■ **Problem details**: From the text on cellular diagnostics of CSF below, list every substance that it says is present at a higher concentration in CSF than in blood plasma.

■ **Exercise text**:
Cellular Diagnostics of CSF.

4.1 Aim of CSF Diagnostics:

What are the diagnostic questions of the neuropathologist/neurologist to be answered by investigation of CSF?

Inflammatory meningitis (bacterial, viral, fungal)

Neoplastic meningitis

Autoimmune diseases (Multiple Sclerosis, Guillain Barre….)

Degenerative diseases (Alzheimer’s Disease, Creutzfeld-Jacob Disease)

Secondary reaction to abscesses

Colourless fluid, specific gravity (1.004-1.007) slightly greater than water.

Total volume: 80-150 ml

normal pressure:

Compared to blood plasma:

less protein, lower pH, lower concentration of glucose, potassium, calcium, bicarbonate and amino acids higher concentration of sodium, chloride, magnesium

Only few cells (12/3 cells or 4cells per µl): lymphocytes, monocytes (mesenchymal)

CSF is formed by the choroids plexus: 500 ml per day, total volume is replaced 2-3 times per day

4.3 Morphological diagnosis of the CSF:

How to interpret the cell picture?

We do CSF cytology on a cytospun specimen stained according May Giemsa Grünwald.

Inflammatory meningitis: the first common reaction invasion of the CSF by a microorganism is granulocytic pleocytosis. It mainly consists of neurotrophilic granulocytes and some monocytes (some of them are activated). But in viral infections the cell picture very quickly switches (within some hours) to a monocytic/lymphocytic pleocytosis. Very similar changes are observed in Lyme disease with CSF involvement. TBC and fungal meningitis reveal a mixed-cell picture composed of granulocytes monocytes and lymphocytes with activation. Cell count is very high in bacterial infections (> 1000-10.000/3 cells). Viral infections resemble lower cell counts ranging from 300-1000/3 cells similar to fungal meningitis, whereas neuroborreliosis very often shows cell counts from 200-500/3cells.

■ **Entries shown**:

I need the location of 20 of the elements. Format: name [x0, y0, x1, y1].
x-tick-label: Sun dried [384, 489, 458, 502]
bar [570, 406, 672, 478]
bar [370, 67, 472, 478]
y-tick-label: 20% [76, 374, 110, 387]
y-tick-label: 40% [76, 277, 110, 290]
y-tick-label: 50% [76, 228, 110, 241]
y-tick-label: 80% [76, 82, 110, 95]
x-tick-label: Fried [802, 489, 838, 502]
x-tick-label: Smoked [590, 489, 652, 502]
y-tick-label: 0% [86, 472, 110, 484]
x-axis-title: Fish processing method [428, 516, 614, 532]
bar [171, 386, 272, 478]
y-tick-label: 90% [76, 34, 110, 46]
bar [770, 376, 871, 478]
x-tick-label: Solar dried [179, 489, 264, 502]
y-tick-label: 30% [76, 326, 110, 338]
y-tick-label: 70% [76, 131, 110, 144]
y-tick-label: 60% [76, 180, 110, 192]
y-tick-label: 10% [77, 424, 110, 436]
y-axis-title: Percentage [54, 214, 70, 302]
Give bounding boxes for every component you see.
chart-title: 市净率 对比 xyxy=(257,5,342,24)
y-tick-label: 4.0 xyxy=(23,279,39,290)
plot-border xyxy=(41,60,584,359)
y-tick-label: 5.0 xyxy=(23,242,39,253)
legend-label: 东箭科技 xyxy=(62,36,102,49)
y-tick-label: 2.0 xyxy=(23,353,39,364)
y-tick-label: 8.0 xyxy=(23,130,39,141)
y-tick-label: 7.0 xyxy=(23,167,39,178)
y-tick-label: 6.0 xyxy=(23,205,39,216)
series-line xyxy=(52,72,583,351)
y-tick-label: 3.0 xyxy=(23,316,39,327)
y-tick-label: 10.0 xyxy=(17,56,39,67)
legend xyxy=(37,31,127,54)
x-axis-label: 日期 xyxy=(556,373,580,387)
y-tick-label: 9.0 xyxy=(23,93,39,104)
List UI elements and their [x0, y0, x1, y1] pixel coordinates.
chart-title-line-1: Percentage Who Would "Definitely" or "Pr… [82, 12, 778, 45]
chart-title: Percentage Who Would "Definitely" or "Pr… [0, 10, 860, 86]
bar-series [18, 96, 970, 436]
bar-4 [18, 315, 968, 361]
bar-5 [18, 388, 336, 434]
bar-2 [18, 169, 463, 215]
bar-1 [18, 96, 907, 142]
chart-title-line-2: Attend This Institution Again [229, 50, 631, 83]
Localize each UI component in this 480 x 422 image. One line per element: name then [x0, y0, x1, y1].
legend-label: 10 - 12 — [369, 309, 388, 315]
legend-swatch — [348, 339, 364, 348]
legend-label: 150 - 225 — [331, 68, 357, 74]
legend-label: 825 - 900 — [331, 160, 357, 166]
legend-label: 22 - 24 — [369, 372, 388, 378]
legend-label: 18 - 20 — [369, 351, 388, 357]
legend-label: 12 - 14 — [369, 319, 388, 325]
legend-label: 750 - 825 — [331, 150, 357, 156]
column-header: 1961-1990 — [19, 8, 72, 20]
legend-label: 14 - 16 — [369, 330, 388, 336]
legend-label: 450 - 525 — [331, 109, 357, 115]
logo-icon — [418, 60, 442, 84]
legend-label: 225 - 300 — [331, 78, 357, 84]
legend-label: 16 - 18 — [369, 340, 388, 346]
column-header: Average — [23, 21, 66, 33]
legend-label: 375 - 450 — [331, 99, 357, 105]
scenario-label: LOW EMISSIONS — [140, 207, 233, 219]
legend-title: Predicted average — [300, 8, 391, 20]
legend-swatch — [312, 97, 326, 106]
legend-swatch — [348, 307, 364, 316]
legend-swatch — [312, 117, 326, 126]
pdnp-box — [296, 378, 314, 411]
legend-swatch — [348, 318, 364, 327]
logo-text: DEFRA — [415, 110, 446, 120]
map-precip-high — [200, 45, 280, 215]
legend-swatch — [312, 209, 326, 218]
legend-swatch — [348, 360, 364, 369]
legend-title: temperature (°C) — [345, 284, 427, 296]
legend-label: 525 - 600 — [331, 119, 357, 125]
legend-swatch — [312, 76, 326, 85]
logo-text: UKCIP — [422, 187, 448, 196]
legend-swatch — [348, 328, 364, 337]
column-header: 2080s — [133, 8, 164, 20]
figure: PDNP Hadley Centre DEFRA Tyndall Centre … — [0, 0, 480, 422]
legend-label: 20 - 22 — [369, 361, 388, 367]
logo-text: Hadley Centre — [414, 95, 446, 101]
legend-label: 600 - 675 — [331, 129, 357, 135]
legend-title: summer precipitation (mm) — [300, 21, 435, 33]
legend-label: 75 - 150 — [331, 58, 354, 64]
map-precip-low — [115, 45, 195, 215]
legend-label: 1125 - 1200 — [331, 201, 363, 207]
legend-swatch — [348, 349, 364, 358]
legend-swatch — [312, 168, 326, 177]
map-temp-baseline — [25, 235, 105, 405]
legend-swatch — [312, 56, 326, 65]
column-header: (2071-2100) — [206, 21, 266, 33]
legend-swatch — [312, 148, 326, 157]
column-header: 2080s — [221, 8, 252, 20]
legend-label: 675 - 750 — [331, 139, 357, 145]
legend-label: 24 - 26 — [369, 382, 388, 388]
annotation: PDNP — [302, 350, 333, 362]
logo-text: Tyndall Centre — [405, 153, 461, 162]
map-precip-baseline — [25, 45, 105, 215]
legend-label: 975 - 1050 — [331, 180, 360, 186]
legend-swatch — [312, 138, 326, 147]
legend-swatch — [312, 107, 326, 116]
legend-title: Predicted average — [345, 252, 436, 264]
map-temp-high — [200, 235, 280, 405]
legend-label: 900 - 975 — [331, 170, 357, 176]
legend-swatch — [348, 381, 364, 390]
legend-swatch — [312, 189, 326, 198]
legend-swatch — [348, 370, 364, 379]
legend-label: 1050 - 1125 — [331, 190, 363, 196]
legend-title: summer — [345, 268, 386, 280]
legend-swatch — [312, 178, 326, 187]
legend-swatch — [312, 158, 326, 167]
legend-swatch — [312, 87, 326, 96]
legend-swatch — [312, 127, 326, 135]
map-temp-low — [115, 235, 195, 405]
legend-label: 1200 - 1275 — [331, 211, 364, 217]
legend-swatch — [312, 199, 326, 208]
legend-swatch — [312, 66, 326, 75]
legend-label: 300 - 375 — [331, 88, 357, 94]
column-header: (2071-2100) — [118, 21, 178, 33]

■ **Expected answer**: Sodium, chloride, magnesium